§ Work to be completed
Check each line for the string "text", then give only how many lines have it.

§ Supplied records

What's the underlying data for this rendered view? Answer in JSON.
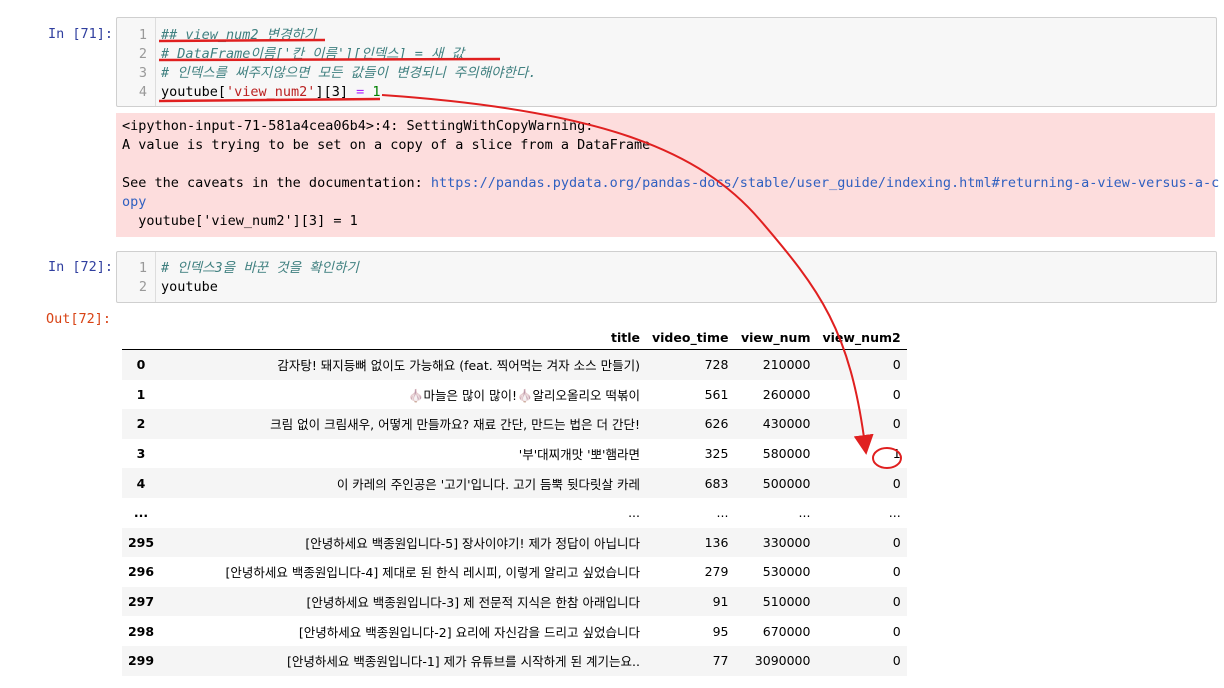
{
  "cell71": {
    "prompt": "In [71]:",
    "lines": [
      {
        "num": "1",
        "text": "## view_num2 변경하기"
      },
      {
        "num": "2",
        "text": "# DataFrame이름['칸 이름'][인덱스] = 새 값"
      },
      {
        "num": "3",
        "text": "# 인덱스를 써주지않으면 모든 값들이 변경되니 주의해야한다."
      },
      {
        "num": "4",
        "code": {
          "p1": "youtube[",
          "p2": "'view_num2'",
          "p3": "][3] ",
          "p4": "=",
          "p5": " ",
          "p6": "1"
        }
      }
    ]
  },
  "stderr": {
    "line1": "<ipython-input-71-581a4cea06b4>:4: SettingWithCopyWarning:",
    "line2": "A value is trying to be set on a copy of a slice from a DataFrame",
    "line4_prefix": "See the caveats in the documentation: ",
    "link_part1": "https://pandas.pydata.org/pandas-docs/stable/user_guide/indexing.html#returning-a-view-versus-a-c",
    "link_part2": "opy",
    "line6": "  youtube['view_num2'][3] = 1"
  },
  "cell72": {
    "prompt": "In [72]:",
    "out_prompt": "Out[72]:",
    "lines": [
      {
        "num": "1",
        "text": "# 인덱스3을 바꾼 것을 확인하기"
      },
      {
        "num": "2",
        "text": "youtube"
      }
    ]
  },
  "table": {
    "columns": [
      "",
      "title",
      "video_time",
      "view_num",
      "view_num2"
    ],
    "rows": [
      {
        "idx": "0",
        "title": "감자탕! 돼지등뼈 없이도 가능해요 (feat. 찍어먹는 겨자 소스 만들기)",
        "video_time": "728",
        "view_num": "210000",
        "view_num2": "0"
      },
      {
        "idx": "1",
        "title": "🧄마늘은 많이 많이!🧄알리오올리오 떡볶이",
        "video_time": "561",
        "view_num": "260000",
        "view_num2": "0"
      },
      {
        "idx": "2",
        "title": "크림 없이 크림새우, 어떻게 만들까요? 재료 간단, 만드는 법은 더 간단!",
        "video_time": "626",
        "view_num": "430000",
        "view_num2": "0"
      },
      {
        "idx": "3",
        "title": "'부'대찌개맛 '뽀'햄라면",
        "video_time": "325",
        "view_num": "580000",
        "view_num2": "1"
      },
      {
        "idx": "4",
        "title": "이 카레의 주인공은 '고기'입니다. 고기 듬뿍 뒷다릿살 카레",
        "video_time": "683",
        "view_num": "500000",
        "view_num2": "0"
      },
      {
        "idx": "...",
        "title": "...",
        "video_time": "...",
        "view_num": "...",
        "view_num2": "..."
      },
      {
        "idx": "295",
        "title": "[안녕하세요 백종원입니다-5] 장사이야기! 제가 정답이 아닙니다",
        "video_time": "136",
        "view_num": "330000",
        "view_num2": "0"
      },
      {
        "idx": "296",
        "title": "[안녕하세요 백종원입니다-4] 제대로 된 한식 레시피, 이렇게 알리고 싶었습니다",
        "video_time": "279",
        "view_num": "530000",
        "view_num2": "0"
      },
      {
        "idx": "297",
        "title": "[안녕하세요 백종원입니다-3] 제 전문적 지식은 한참 아래입니다",
        "video_time": "91",
        "view_num": "510000",
        "view_num2": "0"
      },
      {
        "idx": "298",
        "title": "[안녕하세요 백종원입니다-2] 요리에 자신감을 드리고 싶었습니다",
        "video_time": "95",
        "view_num": "670000",
        "view_num2": "0"
      },
      {
        "idx": "299",
        "title": "[안녕하세요 백종원입니다-1] 제가 유튜브를 시작하게 된 계기는요..",
        "video_time": "77",
        "view_num": "3090000",
        "view_num2": "0"
      }
    ]
  },
  "colors": {
    "annotation": "#e02020",
    "prompt_in": "#303f9f",
    "prompt_out": "#d84315",
    "stderr_bg": "#fddddd"
  }
}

§ Final result
5